Your instructions: Without the pictures, copy all the entries below exactly.

— Begin Listing —

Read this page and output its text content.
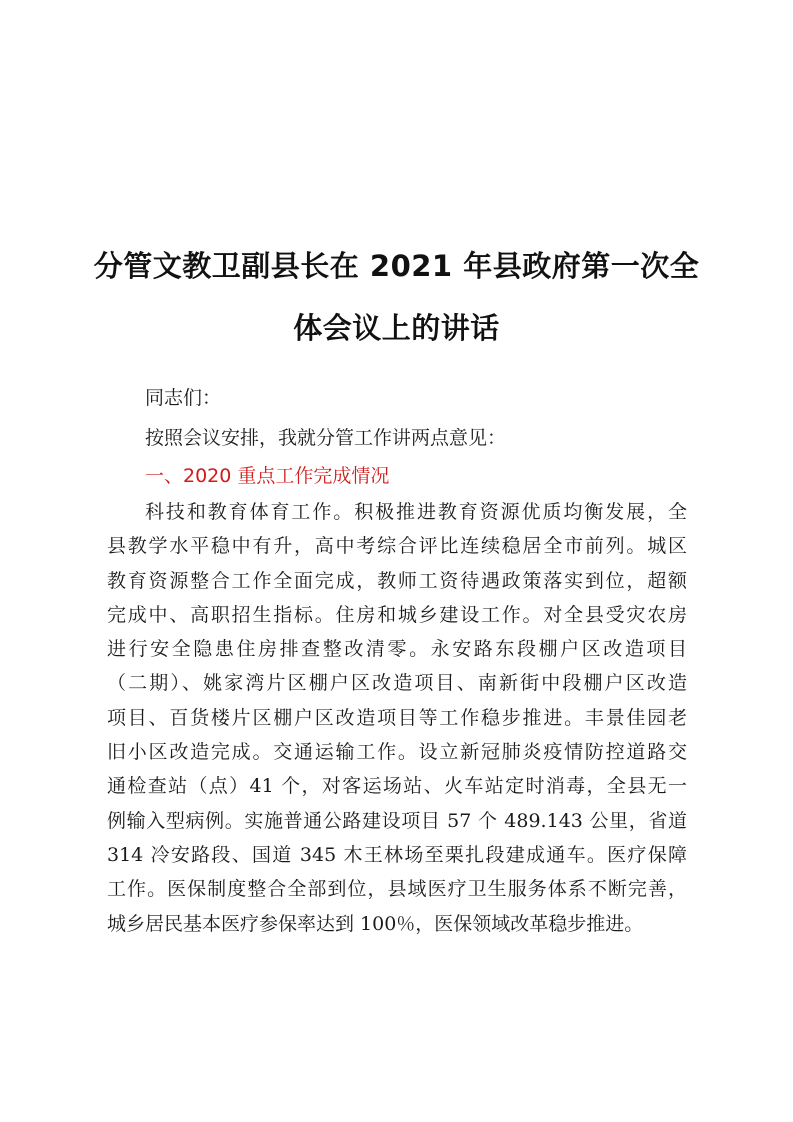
分管文教卫副县长在 2021 年县政府第一次全
体会议上的讲话
同志们：
按照会议安排，我就分管工作讲两点意见：
一、2020 重点工作完成情况
科技和教育体育工作。积极推进教育资源优质均衡发展，全
县教学水平稳中有升，高中考综合评比连续稳居全市前列。城区
教育资源整合工作全面完成，教师工资待遇政策落实到位，超额
完成中、高职招生指标。住房和城乡建设工作。对全县受灾农房
进行安全隐患住房排查整改清零。永安路东段棚户区改造项目
（二期）、姚家湾片区棚户区改造项目、南新街中段棚户区改造
项目、百货楼片区棚户区改造项目等工作稳步推进。丰景佳园老
旧小区改造完成。交通运输工作。设立新冠肺炎疫情防控道路交
通检查站（点）41 个，对客运场站、火车站定时消毒，全县无一
例输入型病例。实施普通公路建设项目 57 个 489.143 公里，省道
314 冷安路段、国道 345 木王林场至栗扎段建成通车。医疗保障
工作。医保制度整合全部到位，县域医疗卫生服务体系不断完善，
城乡居民基本医疗参保率达到 100％，医保领域改革稳步推进。
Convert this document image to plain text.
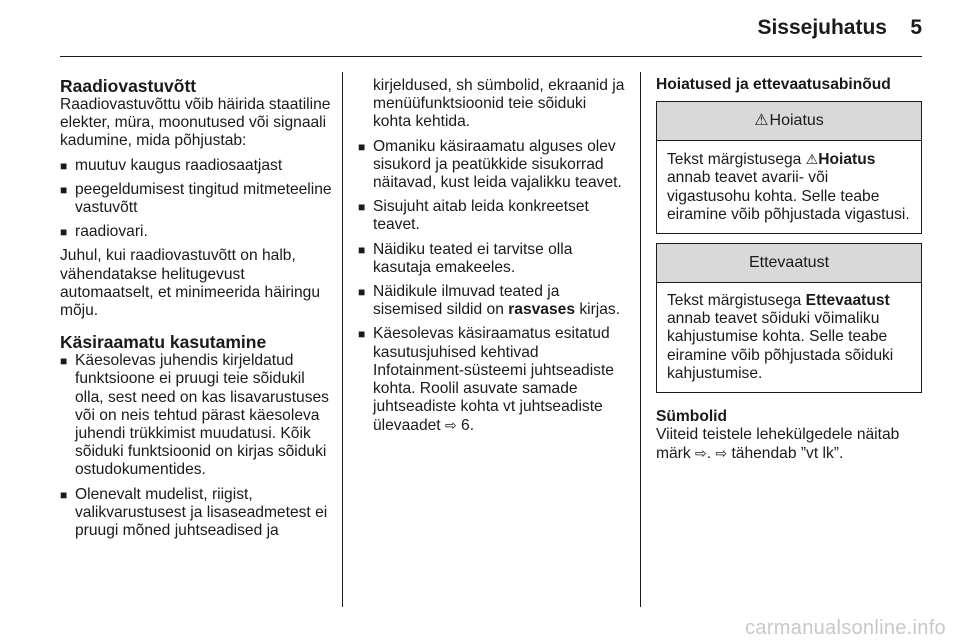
Sissejuhatus 5
Raadiovastuvõtt

Raadiovastuvõttu võib häirida staatiline elekter, müra, moonutused või signaali kadumine, mida põhjustab:

■ muutuv kaugus raadiosaatjast
■ peegeldumisest tingitud mitmeteeline vastuvõtt
■ raadiovari.

Juhul, kui raadiovastuvõtt on halb, vähendatakse helitugevust automaatselt, et minimeerida häiringu mõju.

Käsiraamatu kasutamine
■ Käesolevas juhendis kirjeldatud funktsioone ei pruugi teie sõidukil olla, sest need on kas lisavarustuses või on neis tehtud pärast käesoleva juhendi trükkimist muudatusi. Kõik sõiduki funktsioonid on kirjas sõiduki ostudokumentides.
■ Olenevalt mudelist, riigist, valikvarustusest ja lisaseadmetest ei pruugi mõned juhtseadised ja

kirjeldused, sh sümbolid, ekraanid ja menüüfunktsioonid teie sõiduki kohta kehtida.

■ Omaniku käsiraamatu alguses olev sisukord ja peatükkide sisukorrad näitavad, kust leida vajalikku teavet.
■ Sisujuht aitab leida konkreetset teavet.
■ Näidiku teated ei tarvitse olla kasutaja emakeeles.
■ Näidikule ilmuvad teated ja sisemised sildid on rasvases kirjas.
■ Käesolevas käsiraamatus esitatud kasutusjuhised kehtivad Infotainment-süsteemi juhtseadiste kohta. Roolil asuvate samade juhtseadiste kohta vt juhtseadiste ülevaadet ⇨ 6.
Hoiatused ja ettevaatusabinõud
⚠Hoiatus
Tekst märgistusega ⚠Hoiatus annab teavet avarii- või vigastusohu kohta. Selle teabe eiramine võib põhjustada vigastusi.
Ettevaatust
Tekst märgistusega Ettevaatust annab teavet sõiduki võimaliku kahjustumise kohta. Selle teabe eiramine võib põhjustada sõiduki kahjustumise.
Sümbolid

Viiteid teistele lehekülgedele näitab märk ⇨. ⇨ tähendab ”vt lk”.

carmanualsonline.info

— End Listing —

Answer to the problem:
Read this page and output its text content.
分管文教卫副县长在 2021 年县政府第一次全
体会议上的讲话
同志们：
按照会议安排，我就分管工作讲两点意见：
一、2020 重点工作完成情况
科技和教育体育工作。积极推进教育资源优质均衡发展，全
县教学水平稳中有升，高中考综合评比连续稳居全市前列。城区
教育资源整合工作全面完成，教师工资待遇政策落实到位，超额
完成中、高职招生指标。住房和城乡建设工作。对全县受灾农房
进行安全隐患住房排查整改清零。永安路东段棚户区改造项目
（二期）、姚家湾片区棚户区改造项目、南新街中段棚户区改造
项目、百货楼片区棚户区改造项目等工作稳步推进。丰景佳园老
旧小区改造完成。交通运输工作。设立新冠肺炎疫情防控道路交
通检查站（点）41 个，对客运场站、火车站定时消毒，全县无一
例输入型病例。实施普通公路建设项目 57 个 489.143 公里，省道
314 冷安路段、国道 345 木王林场至栗扎段建成通车。医疗保障
工作。医保制度整合全部到位，县域医疗卫生服务体系不断完善，
城乡居民基本医疗参保率达到 100％，医保领域改革稳步推进。
Convert this document image to plain text.
Sissejuhatus 5
Raadiovastuvõtt

Raadiovastuvõttu võib häirida staatiline elekter, müra, moonutused või signaali kadumine, mida põhjustab:

■ muutuv kaugus raadiosaatjast
■ peegeldumisest tingitud mitmeteeline vastuvõtt
■ raadiovari.

Juhul, kui raadiovastuvõtt on halb, vähendatakse helitugevust automaatselt, et minimeerida häiringu mõju.

Käsiraamatu kasutamine
■ Käesolevas juhendis kirjeldatud funktsioone ei pruugi teie sõidukil olla, sest need on kas lisavarustuses või on neis tehtud pärast käesoleva juhendi trükkimist muudatusi. Kõik sõiduki funktsioonid on kirjas sõiduki ostudokumentides.
■ Olenevalt mudelist, riigist, valikvarustusest ja lisaseadmetest ei pruugi mõned juhtseadised ja

kirjeldused, sh sümbolid, ekraanid ja menüüfunktsioonid teie sõiduki kohta kehtida.

■ Omaniku käsiraamatu alguses olev sisukord ja peatükkide sisukorrad näitavad, kust leida vajalikku teavet.
■ Sisujuht aitab leida konkreetset teavet.
■ Näidiku teated ei tarvitse olla kasutaja emakeeles.
■ Näidikule ilmuvad teated ja sisemised sildid on rasvases kirjas.
■ Käesolevas käsiraamatus esitatud kasutusjuhised kehtivad Infotainment-süsteemi juhtseadiste kohta. Roolil asuvate samade juhtseadiste kohta vt juhtseadiste ülevaadet ⇨ 6.
Hoiatused ja ettevaatusabinõud
⚠Hoiatus
Tekst märgistusega ⚠Hoiatus annab teavet avarii- või vigastusohu kohta. Selle teabe eiramine võib põhjustada vigastusi.
Ettevaatust
Tekst märgistusega Ettevaatust annab teavet sõiduki võimaliku kahjustumise kohta. Selle teabe eiramine võib põhjustada sõiduki kahjustumise.
Sümbolid

Viiteid teistele lehekülgedele näitab märk ⇨. ⇨ tähendab ”vt lk”.

carmanualsonline.info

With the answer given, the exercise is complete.